**WHAT IS BEING ASKED:**
Transcribe each record exactly. Include every one.

BEGIN MATERIAL PROVIDED

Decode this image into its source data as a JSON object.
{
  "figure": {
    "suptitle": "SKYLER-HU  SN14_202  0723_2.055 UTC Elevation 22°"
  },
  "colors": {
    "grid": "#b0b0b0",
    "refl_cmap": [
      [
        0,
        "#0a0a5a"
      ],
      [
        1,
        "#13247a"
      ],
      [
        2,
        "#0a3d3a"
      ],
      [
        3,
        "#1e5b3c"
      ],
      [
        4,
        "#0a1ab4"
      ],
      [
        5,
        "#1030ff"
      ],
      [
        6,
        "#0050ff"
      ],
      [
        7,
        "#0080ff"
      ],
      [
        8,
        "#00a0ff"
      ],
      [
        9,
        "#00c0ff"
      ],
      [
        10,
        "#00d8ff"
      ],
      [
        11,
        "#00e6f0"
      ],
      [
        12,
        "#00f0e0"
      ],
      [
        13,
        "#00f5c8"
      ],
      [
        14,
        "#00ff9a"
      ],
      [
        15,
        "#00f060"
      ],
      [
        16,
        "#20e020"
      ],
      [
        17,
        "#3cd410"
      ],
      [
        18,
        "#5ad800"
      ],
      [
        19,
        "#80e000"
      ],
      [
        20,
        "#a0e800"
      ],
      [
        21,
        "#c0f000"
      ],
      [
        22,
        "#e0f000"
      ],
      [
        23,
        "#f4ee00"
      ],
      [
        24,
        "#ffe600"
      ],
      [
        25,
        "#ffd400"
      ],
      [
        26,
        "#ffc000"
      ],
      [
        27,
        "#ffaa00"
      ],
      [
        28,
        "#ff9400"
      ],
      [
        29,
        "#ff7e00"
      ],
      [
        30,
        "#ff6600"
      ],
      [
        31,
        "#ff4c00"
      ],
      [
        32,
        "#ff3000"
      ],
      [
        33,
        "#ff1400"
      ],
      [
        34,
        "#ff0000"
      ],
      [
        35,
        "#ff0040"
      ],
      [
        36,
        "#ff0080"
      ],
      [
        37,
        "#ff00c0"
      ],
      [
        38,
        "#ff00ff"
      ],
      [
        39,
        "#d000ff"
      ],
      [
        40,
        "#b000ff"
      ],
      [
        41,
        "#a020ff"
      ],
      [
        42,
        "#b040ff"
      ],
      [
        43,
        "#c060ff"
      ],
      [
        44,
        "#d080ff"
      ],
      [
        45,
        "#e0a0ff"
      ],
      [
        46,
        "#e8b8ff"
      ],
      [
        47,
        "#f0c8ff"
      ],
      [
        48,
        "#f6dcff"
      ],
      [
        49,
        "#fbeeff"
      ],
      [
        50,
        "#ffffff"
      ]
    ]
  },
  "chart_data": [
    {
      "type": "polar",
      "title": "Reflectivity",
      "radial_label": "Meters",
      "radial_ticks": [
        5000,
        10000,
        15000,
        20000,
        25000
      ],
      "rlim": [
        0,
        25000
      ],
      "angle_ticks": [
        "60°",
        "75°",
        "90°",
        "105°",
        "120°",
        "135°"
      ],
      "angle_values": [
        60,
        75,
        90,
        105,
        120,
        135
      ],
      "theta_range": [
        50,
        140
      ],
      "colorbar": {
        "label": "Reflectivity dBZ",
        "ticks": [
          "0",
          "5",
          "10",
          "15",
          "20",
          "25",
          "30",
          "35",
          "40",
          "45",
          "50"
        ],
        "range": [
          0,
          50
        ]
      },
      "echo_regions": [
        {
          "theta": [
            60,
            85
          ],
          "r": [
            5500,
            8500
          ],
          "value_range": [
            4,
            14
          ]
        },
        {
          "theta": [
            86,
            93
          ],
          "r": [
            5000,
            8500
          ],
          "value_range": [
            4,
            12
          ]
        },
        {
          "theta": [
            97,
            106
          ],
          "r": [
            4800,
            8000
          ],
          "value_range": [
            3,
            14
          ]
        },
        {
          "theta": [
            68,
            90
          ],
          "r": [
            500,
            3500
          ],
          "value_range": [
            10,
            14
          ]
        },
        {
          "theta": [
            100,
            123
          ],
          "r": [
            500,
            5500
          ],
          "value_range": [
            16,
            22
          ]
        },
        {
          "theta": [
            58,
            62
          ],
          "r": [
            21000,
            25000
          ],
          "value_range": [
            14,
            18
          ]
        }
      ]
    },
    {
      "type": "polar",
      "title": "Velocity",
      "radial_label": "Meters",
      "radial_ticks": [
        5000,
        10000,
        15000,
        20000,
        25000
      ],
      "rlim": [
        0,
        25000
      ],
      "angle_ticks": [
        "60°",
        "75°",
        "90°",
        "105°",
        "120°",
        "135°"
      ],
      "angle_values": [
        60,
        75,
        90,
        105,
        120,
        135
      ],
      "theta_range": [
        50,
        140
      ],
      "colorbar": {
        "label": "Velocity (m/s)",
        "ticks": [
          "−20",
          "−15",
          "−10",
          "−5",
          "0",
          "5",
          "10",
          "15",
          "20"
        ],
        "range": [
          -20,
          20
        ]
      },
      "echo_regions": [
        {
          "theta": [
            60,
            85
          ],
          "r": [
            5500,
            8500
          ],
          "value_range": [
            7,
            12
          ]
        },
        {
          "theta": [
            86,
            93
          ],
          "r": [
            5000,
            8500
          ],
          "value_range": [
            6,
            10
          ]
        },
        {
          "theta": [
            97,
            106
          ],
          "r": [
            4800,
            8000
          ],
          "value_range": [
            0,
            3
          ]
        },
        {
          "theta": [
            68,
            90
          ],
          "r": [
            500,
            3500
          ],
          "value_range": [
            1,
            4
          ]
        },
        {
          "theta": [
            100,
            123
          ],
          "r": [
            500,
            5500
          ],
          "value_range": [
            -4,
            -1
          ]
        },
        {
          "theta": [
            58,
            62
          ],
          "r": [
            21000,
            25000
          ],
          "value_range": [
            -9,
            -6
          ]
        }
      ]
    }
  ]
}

END MATERIAL PROVIDED

**FINAL ANSWER:**
Decode this image into its source data as a JSON object.
{
  "figure": {
    "suptitle": "SKYLER-HU  SN14_202  0723_2.055 UTC Elevation 22°"
  },
  "colors": {
    "grid": "#b0b0b0",
    "refl_cmap": [
      [
        0,
        "#0a0a5a"
      ],
      [
        1,
        "#13247a"
      ],
      [
        2,
        "#0a3d3a"
      ],
      [
        3,
        "#1e5b3c"
      ],
      [
        4,
        "#0a1ab4"
      ],
      [
        5,
        "#1030ff"
      ],
      [
        6,
        "#0050ff"
      ],
      [
        7,
        "#0080ff"
      ],
      [
        8,
        "#00a0ff"
      ],
      [
        9,
        "#00c0ff"
      ],
      [
        10,
        "#00d8ff"
      ],
      [
        11,
        "#00e6f0"
      ],
      [
        12,
        "#00f0e0"
      ],
      [
        13,
        "#00f5c8"
      ],
      [
        14,
        "#00ff9a"
      ],
      [
        15,
        "#00f060"
      ],
      [
        16,
        "#20e020"
      ],
      [
        17,
        "#3cd410"
      ],
      [
        18,
        "#5ad800"
      ],
      [
        19,
        "#80e000"
      ],
      [
        20,
        "#a0e800"
      ],
      [
        21,
        "#c0f000"
      ],
      [
        22,
        "#e0f000"
      ],
      [
        23,
        "#f4ee00"
      ],
      [
        24,
        "#ffe600"
      ],
      [
        25,
        "#ffd400"
      ],
      [
        26,
        "#ffc000"
      ],
      [
        27,
        "#ffaa00"
      ],
      [
        28,
        "#ff9400"
      ],
      [
        29,
        "#ff7e00"
      ],
      [
        30,
        "#ff6600"
      ],
      [
        31,
        "#ff4c00"
      ],
      [
        32,
        "#ff3000"
      ],
      [
        33,
        "#ff1400"
      ],
      [
        34,
        "#ff0000"
      ],
      [
        35,
        "#ff0040"
      ],
      [
        36,
        "#ff0080"
      ],
      [
        37,
        "#ff00c0"
      ],
      [
        38,
        "#ff00ff"
      ],
      [
        39,
        "#d000ff"
      ],
      [
        40,
        "#b000ff"
      ],
      [
        41,
        "#a020ff"
      ],
      [
        42,
        "#b040ff"
      ],
      [
        43,
        "#c060ff"
      ],
      [
        44,
        "#d080ff"
      ],
      [
        45,
        "#e0a0ff"
      ],
      [
        46,
        "#e8b8ff"
      ],
      [
        47,
        "#f0c8ff"
      ],
      [
        48,
        "#f6dcff"
      ],
      [
        49,
        "#fbeeff"
      ],
      [
        50,
        "#ffffff"
      ]
    ]
  },
  "chart_data": [
    {
      "type": "polar",
      "title": "Reflectivity",
      "radial_label": "Meters",
      "radial_ticks": [
        5000,
        10000,
        15000,
        20000,
        25000
      ],
      "rlim": [
        0,
        25000
      ],
      "angle_ticks": [
        "60°",
        "75°",
        "90°",
        "105°",
        "120°",
        "135°"
      ],
      "angle_values": [
        60,
        75,
        90,
        105,
        120,
        135
      ],
      "theta_range": [
        50,
        140
      ],
      "colorbar": {
        "label": "Reflectivity dBZ",
        "ticks": [
          "0",
          "5",
          "10",
          "15",
          "20",
          "25",
          "30",
          "35",
          "40",
          "45",
          "50"
        ],
        "range": [
          0,
          50
        ]
      },
      "echo_regions": [
        {
          "theta": [
            60,
            85
          ],
          "r": [
            5500,
            8500
          ],
          "value_range": [
            4,
            14
          ]
        },
        {
          "theta": [
            86,
            93
          ],
          "r": [
            5000,
            8500
          ],
          "value_range": [
            4,
            12
          ]
        },
        {
          "theta": [
            97,
            106
          ],
          "r": [
            4800,
            8000
          ],
          "value_range": [
            3,
            14
          ]
        },
        {
          "theta": [
            68,
            90
          ],
          "r": [
            500,
            3500
          ],
          "value_range": [
            10,
            14
          ]
        },
        {
          "theta": [
            100,
            123
          ],
          "r": [
            500,
            5500
          ],
          "value_range": [
            16,
            22
          ]
        },
        {
          "theta": [
            58,
            62
          ],
          "r": [
            21000,
            25000
          ],
          "value_range": [
            14,
            18
          ]
        }
      ]
    },
    {
      "type": "polar",
      "title": "Velocity",
      "radial_label": "Meters",
      "radial_ticks": [
        5000,
        10000,
        15000,
        20000,
        25000
      ],
      "rlim": [
        0,
        25000
      ],
      "angle_ticks": [
        "60°",
        "75°",
        "90°",
        "105°",
        "120°",
        "135°"
      ],
      "angle_values": [
        60,
        75,
        90,
        105,
        120,
        135
      ],
      "theta_range": [
        50,
        140
      ],
      "colorbar": {
        "label": "Velocity (m/s)",
        "ticks": [
          "−20",
          "−15",
          "−10",
          "−5",
          "0",
          "5",
          "10",
          "15",
          "20"
        ],
        "range": [
          -20,
          20
        ]
      },
      "echo_regions": [
        {
          "theta": [
            60,
            85
          ],
          "r": [
            5500,
            8500
          ],
          "value_range": [
            7,
            12
          ]
        },
        {
          "theta": [
            86,
            93
          ],
          "r": [
            5000,
            8500
          ],
          "value_range": [
            6,
            10
          ]
        },
        {
          "theta": [
            97,
            106
          ],
          "r": [
            4800,
            8000
          ],
          "value_range": [
            0,
            3
          ]
        },
        {
          "theta": [
            68,
            90
          ],
          "r": [
            500,
            3500
          ],
          "value_range": [
            1,
            4
          ]
        },
        {
          "theta": [
            100,
            123
          ],
          "r": [
            500,
            5500
          ],
          "value_range": [
            -4,
            -1
          ]
        },
        {
          "theta": [
            58,
            62
          ],
          "r": [
            21000,
            25000
          ],
          "value_range": [
            -9,
            -6
          ]
        }
      ]
    }
  ]
}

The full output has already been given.